THE REQUEST –
Output all the material that follows, exactly as given.

ITEMS –
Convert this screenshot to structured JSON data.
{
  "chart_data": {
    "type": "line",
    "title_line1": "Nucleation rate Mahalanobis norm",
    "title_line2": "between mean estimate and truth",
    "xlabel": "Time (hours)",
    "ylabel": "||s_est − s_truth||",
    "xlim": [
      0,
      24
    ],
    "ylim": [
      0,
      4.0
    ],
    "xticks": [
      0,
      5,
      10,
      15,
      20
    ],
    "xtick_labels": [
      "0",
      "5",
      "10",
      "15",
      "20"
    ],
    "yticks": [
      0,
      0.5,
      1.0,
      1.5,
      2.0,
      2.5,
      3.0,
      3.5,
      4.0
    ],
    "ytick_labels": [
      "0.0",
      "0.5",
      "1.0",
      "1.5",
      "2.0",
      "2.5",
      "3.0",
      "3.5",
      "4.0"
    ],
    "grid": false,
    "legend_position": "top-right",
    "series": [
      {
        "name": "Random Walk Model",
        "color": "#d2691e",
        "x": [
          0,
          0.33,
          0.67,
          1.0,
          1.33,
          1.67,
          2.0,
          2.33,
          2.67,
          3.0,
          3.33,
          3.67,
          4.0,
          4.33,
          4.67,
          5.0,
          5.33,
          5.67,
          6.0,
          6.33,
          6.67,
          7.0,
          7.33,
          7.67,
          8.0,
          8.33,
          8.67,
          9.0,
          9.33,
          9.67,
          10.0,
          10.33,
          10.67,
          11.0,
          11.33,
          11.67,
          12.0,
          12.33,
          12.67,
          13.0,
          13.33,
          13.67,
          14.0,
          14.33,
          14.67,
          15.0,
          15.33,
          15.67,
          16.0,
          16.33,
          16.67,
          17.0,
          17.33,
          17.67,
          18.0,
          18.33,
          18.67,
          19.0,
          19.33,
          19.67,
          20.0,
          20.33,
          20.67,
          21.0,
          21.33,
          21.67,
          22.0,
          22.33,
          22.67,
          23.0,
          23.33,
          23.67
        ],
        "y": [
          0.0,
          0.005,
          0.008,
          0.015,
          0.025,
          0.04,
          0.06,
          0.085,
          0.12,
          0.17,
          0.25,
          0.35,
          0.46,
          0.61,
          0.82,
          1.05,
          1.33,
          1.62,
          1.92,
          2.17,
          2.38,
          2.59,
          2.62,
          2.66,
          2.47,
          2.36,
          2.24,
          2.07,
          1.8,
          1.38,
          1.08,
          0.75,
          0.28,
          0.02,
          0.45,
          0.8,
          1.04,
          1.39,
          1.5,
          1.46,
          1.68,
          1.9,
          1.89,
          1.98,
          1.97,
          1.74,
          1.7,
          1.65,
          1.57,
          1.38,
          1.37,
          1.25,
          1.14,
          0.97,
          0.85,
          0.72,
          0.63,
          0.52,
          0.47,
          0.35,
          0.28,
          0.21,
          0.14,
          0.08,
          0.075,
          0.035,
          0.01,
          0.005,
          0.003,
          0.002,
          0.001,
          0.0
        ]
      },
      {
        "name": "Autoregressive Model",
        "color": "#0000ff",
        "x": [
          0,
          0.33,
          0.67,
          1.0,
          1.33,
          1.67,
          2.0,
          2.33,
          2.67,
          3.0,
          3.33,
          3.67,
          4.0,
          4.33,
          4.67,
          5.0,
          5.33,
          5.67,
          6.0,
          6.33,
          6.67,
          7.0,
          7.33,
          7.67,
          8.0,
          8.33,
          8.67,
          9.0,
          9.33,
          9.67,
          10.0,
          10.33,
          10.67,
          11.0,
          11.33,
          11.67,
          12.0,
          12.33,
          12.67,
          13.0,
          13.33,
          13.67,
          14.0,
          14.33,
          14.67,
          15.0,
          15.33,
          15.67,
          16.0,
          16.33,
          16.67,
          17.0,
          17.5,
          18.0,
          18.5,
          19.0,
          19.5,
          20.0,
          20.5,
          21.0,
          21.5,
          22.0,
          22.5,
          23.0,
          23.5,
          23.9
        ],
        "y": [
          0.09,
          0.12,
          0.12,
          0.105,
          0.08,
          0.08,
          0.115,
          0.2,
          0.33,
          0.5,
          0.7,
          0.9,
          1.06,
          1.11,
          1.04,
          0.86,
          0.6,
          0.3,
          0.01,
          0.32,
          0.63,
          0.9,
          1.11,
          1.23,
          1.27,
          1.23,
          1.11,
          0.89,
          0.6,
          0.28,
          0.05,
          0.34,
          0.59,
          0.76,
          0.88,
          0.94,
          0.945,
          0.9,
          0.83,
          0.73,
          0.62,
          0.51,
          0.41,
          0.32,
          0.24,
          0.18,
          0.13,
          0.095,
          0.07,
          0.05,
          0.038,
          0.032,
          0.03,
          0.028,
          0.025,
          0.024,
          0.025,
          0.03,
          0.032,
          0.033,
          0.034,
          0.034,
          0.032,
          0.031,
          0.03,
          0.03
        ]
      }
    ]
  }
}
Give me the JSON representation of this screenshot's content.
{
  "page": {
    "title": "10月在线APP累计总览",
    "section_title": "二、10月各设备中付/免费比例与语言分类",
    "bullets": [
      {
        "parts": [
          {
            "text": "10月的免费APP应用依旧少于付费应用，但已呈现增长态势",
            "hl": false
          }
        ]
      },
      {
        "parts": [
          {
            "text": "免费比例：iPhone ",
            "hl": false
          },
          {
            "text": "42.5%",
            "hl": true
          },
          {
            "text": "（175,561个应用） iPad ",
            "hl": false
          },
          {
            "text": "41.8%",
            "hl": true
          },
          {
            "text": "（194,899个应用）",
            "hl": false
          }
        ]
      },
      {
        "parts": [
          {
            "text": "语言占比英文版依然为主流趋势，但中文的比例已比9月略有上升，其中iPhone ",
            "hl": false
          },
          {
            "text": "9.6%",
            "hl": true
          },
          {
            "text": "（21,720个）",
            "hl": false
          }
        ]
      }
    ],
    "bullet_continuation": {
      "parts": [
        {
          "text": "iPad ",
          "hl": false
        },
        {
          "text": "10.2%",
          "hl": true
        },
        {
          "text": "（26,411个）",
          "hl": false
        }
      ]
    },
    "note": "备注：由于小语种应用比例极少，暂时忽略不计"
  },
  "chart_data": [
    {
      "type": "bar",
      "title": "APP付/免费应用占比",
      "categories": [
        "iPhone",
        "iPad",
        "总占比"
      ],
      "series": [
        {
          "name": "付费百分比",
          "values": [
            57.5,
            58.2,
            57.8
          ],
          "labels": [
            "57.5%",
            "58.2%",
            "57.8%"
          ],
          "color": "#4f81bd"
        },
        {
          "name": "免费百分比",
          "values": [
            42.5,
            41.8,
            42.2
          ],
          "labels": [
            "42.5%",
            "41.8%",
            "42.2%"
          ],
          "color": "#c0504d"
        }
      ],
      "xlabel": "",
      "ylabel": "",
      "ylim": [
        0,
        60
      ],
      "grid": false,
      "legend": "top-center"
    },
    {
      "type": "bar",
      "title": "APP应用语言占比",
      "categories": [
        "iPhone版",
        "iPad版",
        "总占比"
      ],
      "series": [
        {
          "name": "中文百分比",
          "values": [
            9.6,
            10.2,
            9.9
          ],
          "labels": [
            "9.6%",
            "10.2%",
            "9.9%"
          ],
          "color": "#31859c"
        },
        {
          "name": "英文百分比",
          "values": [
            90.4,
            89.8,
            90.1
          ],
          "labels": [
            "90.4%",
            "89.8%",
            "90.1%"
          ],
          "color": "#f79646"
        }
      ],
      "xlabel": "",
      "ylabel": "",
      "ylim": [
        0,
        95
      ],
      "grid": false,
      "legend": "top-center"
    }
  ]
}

ANSWER TO THIS TASK –
Convert this screenshot to structured JSON data.
{
  "chart_data": {
    "type": "line",
    "title_line1": "Nucleation rate Mahalanobis norm",
    "title_line2": "between mean estimate and truth",
    "xlabel": "Time (hours)",
    "ylabel": "||s_est − s_truth||",
    "xlim": [
      0,
      24
    ],
    "ylim": [
      0,
      4.0
    ],
    "xticks": [
      0,
      5,
      10,
      15,
      20
    ],
    "xtick_labels": [
      "0",
      "5",
      "10",
      "15",
      "20"
    ],
    "yticks": [
      0,
      0.5,
      1.0,
      1.5,
      2.0,
      2.5,
      3.0,
      3.5,
      4.0
    ],
    "ytick_labels": [
      "0.0",
      "0.5",
      "1.0",
      "1.5",
      "2.0",
      "2.5",
      "3.0",
      "3.5",
      "4.0"
    ],
    "grid": false,
    "legend_position": "top-right",
    "series": [
      {
        "name": "Random Walk Model",
        "color": "#d2691e",
        "x": [
          0,
          0.33,
          0.67,
          1.0,
          1.33,
          1.67,
          2.0,
          2.33,
          2.67,
          3.0,
          3.33,
          3.67,
          4.0,
          4.33,
          4.67,
          5.0,
          5.33,
          5.67,
          6.0,
          6.33,
          6.67,
          7.0,
          7.33,
          7.67,
          8.0,
          8.33,
          8.67,
          9.0,
          9.33,
          9.67,
          10.0,
          10.33,
          10.67,
          11.0,
          11.33,
          11.67,
          12.0,
          12.33,
          12.67,
          13.0,
          13.33,
          13.67,
          14.0,
          14.33,
          14.67,
          15.0,
          15.33,
          15.67,
          16.0,
          16.33,
          16.67,
          17.0,
          17.33,
          17.67,
          18.0,
          18.33,
          18.67,
          19.0,
          19.33,
          19.67,
          20.0,
          20.33,
          20.67,
          21.0,
          21.33,
          21.67,
          22.0,
          22.33,
          22.67,
          23.0,
          23.33,
          23.67
        ],
        "y": [
          0.0,
          0.005,
          0.008,
          0.015,
          0.025,
          0.04,
          0.06,
          0.085,
          0.12,
          0.17,
          0.25,
          0.35,
          0.46,
          0.61,
          0.82,
          1.05,
          1.33,
          1.62,
          1.92,
          2.17,
          2.38,
          2.59,
          2.62,
          2.66,
          2.47,
          2.36,
          2.24,
          2.07,
          1.8,
          1.38,
          1.08,
          0.75,
          0.28,
          0.02,
          0.45,
          0.8,
          1.04,
          1.39,
          1.5,
          1.46,
          1.68,
          1.9,
          1.89,
          1.98,
          1.97,
          1.74,
          1.7,
          1.65,
          1.57,
          1.38,
          1.37,
          1.25,
          1.14,
          0.97,
          0.85,
          0.72,
          0.63,
          0.52,
          0.47,
          0.35,
          0.28,
          0.21,
          0.14,
          0.08,
          0.075,
          0.035,
          0.01,
          0.005,
          0.003,
          0.002,
          0.001,
          0.0
        ]
      },
      {
        "name": "Autoregressive Model",
        "color": "#0000ff",
        "x": [
          0,
          0.33,
          0.67,
          1.0,
          1.33,
          1.67,
          2.0,
          2.33,
          2.67,
          3.0,
          3.33,
          3.67,
          4.0,
          4.33,
          4.67,
          5.0,
          5.33,
          5.67,
          6.0,
          6.33,
          6.67,
          7.0,
          7.33,
          7.67,
          8.0,
          8.33,
          8.67,
          9.0,
          9.33,
          9.67,
          10.0,
          10.33,
          10.67,
          11.0,
          11.33,
          11.67,
          12.0,
          12.33,
          12.67,
          13.0,
          13.33,
          13.67,
          14.0,
          14.33,
          14.67,
          15.0,
          15.33,
          15.67,
          16.0,
          16.33,
          16.67,
          17.0,
          17.5,
          18.0,
          18.5,
          19.0,
          19.5,
          20.0,
          20.5,
          21.0,
          21.5,
          22.0,
          22.5,
          23.0,
          23.5,
          23.9
        ],
        "y": [
          0.09,
          0.12,
          0.12,
          0.105,
          0.08,
          0.08,
          0.115,
          0.2,
          0.33,
          0.5,
          0.7,
          0.9,
          1.06,
          1.11,
          1.04,
          0.86,
          0.6,
          0.3,
          0.01,
          0.32,
          0.63,
          0.9,
          1.11,
          1.23,
          1.27,
          1.23,
          1.11,
          0.89,
          0.6,
          0.28,
          0.05,
          0.34,
          0.59,
          0.76,
          0.88,
          0.94,
          0.945,
          0.9,
          0.83,
          0.73,
          0.62,
          0.51,
          0.41,
          0.32,
          0.24,
          0.18,
          0.13,
          0.095,
          0.07,
          0.05,
          0.038,
          0.032,
          0.03,
          0.028,
          0.025,
          0.024,
          0.025,
          0.03,
          0.032,
          0.033,
          0.034,
          0.034,
          0.032,
          0.031,
          0.03,
          0.03
        ]
      }
    ]
  }
}
Give me the JSON representation of this screenshot's content.
{
  "page": {
    "title": "10月在线APP累计总览",
    "section_title": "二、10月各设备中付/免费比例与语言分类",
    "bullets": [
      {
        "parts": [
          {
            "text": "10月的免费APP应用依旧少于付费应用，但已呈现增长态势",
            "hl": false
          }
        ]
      },
      {
        "parts": [
          {
            "text": "免费比例：iPhone ",
            "hl": false
          },
          {
            "text": "42.5%",
            "hl": true
          },
          {
            "text": "（175,561个应用） iPad ",
            "hl": false
          },
          {
            "text": "41.8%",
            "hl": true
          },
          {
            "text": "（194,899个应用）",
            "hl": false
          }
        ]
      },
      {
        "parts": [
          {
            "text": "语言占比英文版依然为主流趋势，但中文的比例已比9月略有上升，其中iPhone ",
            "hl": false
          },
          {
            "text": "9.6%",
            "hl": true
          },
          {
            "text": "（21,720个）",
            "hl": false
          }
        ]
      }
    ],
    "bullet_continuation": {
      "parts": [
        {
          "text": "iPad ",
          "hl": false
        },
        {
          "text": "10.2%",
          "hl": true
        },
        {
          "text": "（26,411个）",
          "hl": false
        }
      ]
    },
    "note": "备注：由于小语种应用比例极少，暂时忽略不计"
  },
  "chart_data": [
    {
      "type": "bar",
      "title": "APP付/免费应用占比",
      "categories": [
        "iPhone",
        "iPad",
        "总占比"
      ],
      "series": [
        {
          "name": "付费百分比",
          "values": [
            57.5,
            58.2,
            57.8
          ],
          "labels": [
            "57.5%",
            "58.2%",
            "57.8%"
          ],
          "color": "#4f81bd"
        },
        {
          "name": "免费百分比",
          "values": [
            42.5,
            41.8,
            42.2
          ],
          "labels": [
            "42.5%",
            "41.8%",
            "42.2%"
          ],
          "color": "#c0504d"
        }
      ],
      "xlabel": "",
      "ylabel": "",
      "ylim": [
        0,
        60
      ],
      "grid": false,
      "legend": "top-center"
    },
    {
      "type": "bar",
      "title": "APP应用语言占比",
      "categories": [
        "iPhone版",
        "iPad版",
        "总占比"
      ],
      "series": [
        {
          "name": "中文百分比",
          "values": [
            9.6,
            10.2,
            9.9
          ],
          "labels": [
            "9.6%",
            "10.2%",
            "9.9%"
          ],
          "color": "#31859c"
        },
        {
          "name": "英文百分比",
          "values": [
            90.4,
            89.8,
            90.1
          ],
          "labels": [
            "90.4%",
            "89.8%",
            "90.1%"
          ],
          "color": "#f79646"
        }
      ],
      "xlabel": "",
      "ylabel": "",
      "ylim": [
        0,
        95
      ],
      "grid": false,
      "legend": "top-center"
    }
  ]
}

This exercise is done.